— Start Records for processing —

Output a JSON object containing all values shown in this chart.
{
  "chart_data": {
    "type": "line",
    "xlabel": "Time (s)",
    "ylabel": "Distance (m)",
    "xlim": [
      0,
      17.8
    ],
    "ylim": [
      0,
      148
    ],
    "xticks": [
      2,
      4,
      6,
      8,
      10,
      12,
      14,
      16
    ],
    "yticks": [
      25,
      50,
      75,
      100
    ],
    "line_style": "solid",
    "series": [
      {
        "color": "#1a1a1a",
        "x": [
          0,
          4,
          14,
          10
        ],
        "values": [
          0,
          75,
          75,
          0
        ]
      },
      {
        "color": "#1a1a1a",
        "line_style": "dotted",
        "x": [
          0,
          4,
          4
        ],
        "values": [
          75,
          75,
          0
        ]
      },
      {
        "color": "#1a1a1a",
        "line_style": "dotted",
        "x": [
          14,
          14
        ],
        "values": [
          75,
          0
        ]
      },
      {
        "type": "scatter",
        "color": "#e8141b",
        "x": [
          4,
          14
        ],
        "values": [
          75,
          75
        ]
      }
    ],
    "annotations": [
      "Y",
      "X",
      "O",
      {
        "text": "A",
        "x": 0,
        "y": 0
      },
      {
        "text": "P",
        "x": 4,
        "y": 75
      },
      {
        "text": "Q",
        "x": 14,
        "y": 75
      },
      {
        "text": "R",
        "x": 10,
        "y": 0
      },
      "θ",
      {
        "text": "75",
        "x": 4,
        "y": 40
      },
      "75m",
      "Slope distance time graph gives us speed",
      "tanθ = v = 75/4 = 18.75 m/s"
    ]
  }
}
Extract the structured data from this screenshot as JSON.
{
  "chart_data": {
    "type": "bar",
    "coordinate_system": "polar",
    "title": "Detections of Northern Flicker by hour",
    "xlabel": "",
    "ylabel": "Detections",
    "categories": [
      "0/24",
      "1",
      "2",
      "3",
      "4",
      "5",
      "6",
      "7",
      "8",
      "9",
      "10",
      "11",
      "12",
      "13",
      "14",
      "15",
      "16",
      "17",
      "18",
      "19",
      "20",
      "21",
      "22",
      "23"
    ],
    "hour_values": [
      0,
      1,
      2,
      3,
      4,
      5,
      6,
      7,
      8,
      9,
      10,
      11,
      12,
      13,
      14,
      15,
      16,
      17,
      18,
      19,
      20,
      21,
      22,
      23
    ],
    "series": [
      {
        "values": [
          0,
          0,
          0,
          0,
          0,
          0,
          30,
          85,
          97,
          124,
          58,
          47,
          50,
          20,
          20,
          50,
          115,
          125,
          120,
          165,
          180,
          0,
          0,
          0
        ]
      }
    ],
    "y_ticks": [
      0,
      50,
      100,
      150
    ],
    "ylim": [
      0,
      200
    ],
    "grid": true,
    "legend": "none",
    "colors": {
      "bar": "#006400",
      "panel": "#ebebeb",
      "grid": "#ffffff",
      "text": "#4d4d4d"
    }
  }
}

— End Records for processing —

■ **Aim**
Scan the material above for the word "this". Copy each line where it occurs.

■ **In response**
Output a JSON object containing all values shown in this chart.
Extract the structured data from this screenshot as JSON.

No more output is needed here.